(Extracted data entries)
>>>

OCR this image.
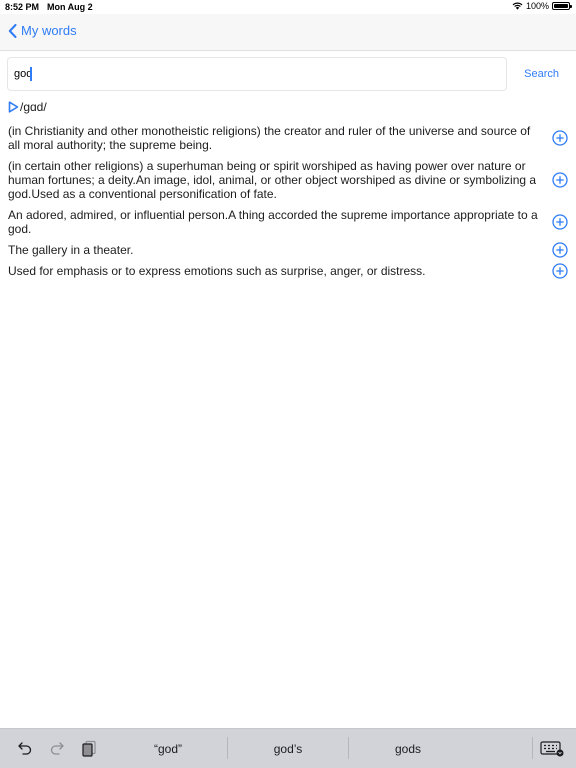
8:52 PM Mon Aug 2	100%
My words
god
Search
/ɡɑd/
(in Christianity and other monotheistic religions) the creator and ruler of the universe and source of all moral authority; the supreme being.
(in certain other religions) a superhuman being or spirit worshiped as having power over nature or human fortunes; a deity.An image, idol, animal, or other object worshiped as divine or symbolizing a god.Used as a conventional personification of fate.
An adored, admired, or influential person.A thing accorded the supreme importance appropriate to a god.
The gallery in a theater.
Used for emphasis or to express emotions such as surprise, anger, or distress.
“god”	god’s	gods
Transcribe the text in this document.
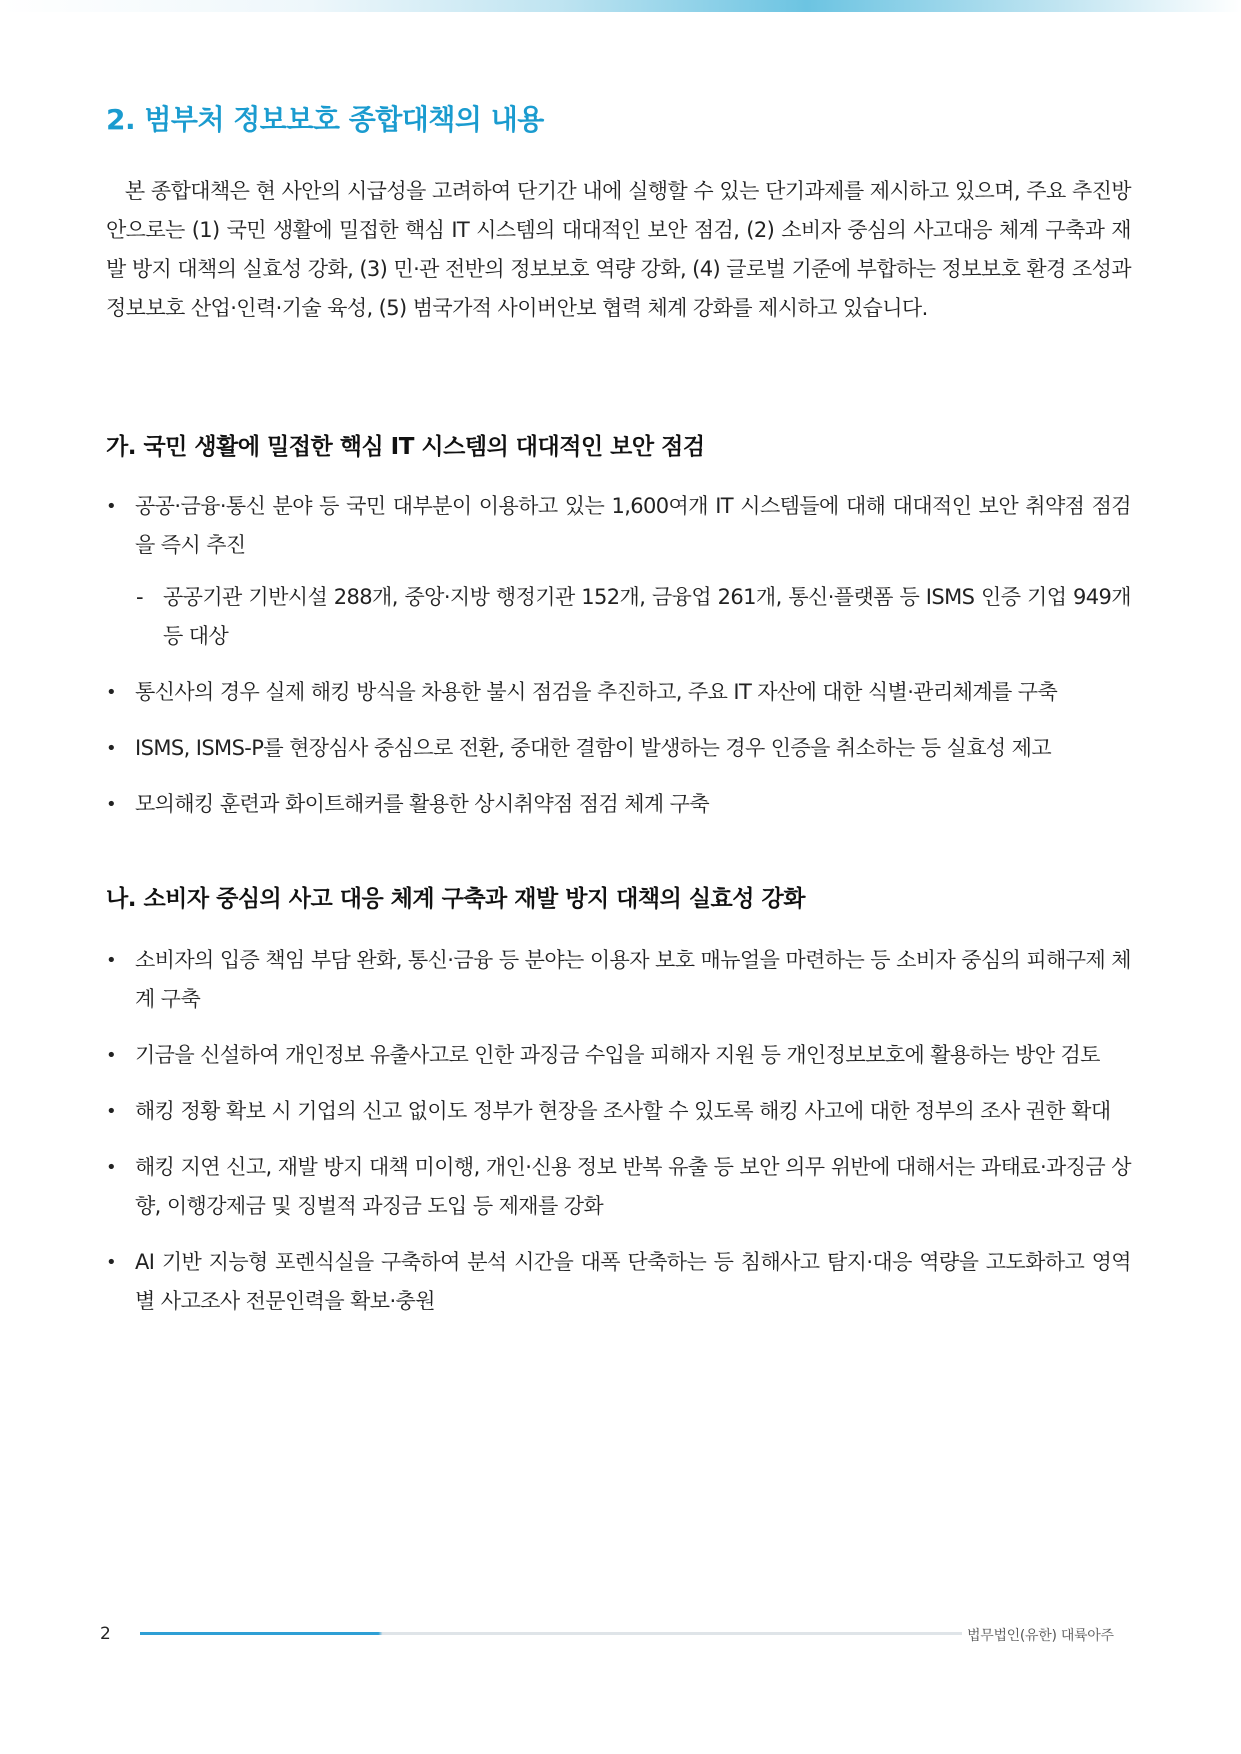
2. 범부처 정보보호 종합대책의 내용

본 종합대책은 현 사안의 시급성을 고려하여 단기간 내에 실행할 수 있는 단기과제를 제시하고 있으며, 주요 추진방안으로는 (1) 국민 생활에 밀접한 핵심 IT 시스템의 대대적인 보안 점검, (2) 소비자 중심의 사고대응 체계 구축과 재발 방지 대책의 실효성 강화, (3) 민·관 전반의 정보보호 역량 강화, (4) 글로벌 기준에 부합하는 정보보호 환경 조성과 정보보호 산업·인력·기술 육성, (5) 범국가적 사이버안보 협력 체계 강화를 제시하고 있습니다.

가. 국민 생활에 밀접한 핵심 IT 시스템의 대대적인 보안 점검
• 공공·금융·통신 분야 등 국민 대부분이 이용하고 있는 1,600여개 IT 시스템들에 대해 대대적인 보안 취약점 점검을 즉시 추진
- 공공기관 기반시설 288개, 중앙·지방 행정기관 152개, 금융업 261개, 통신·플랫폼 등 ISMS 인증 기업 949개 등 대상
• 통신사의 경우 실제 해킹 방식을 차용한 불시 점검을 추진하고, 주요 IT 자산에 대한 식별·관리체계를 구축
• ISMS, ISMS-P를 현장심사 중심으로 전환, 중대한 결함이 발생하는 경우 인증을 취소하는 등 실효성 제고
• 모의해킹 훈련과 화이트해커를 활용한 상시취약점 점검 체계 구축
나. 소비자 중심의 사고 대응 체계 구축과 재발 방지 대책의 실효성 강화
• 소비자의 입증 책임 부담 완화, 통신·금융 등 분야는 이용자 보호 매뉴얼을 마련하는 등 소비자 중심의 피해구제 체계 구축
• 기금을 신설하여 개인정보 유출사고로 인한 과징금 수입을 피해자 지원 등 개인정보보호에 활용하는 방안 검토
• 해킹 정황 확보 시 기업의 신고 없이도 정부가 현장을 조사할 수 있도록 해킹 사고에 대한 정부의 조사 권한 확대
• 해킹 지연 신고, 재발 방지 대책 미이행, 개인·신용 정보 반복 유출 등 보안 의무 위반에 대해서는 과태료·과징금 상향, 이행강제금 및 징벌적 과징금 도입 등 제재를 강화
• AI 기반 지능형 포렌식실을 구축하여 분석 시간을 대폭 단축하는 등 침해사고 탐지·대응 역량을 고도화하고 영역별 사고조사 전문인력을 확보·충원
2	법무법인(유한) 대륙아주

<<<

→ GOAL OF THE EXERCISE:
Identify which lines contain the word "other" and copy each one.

→ RESPONSE BELOW:
(in Christianity and other monotheistic religions) the creator and ruler of the universe and source of all moral authority; the supreme being.
(in certain other religions) a superhuman being or spirit worshiped as having power over nature or human fortunes; a deity.An image, idol, animal, or other object worshiped as divine or symbolizing a god.Used as a conventional personification of fate.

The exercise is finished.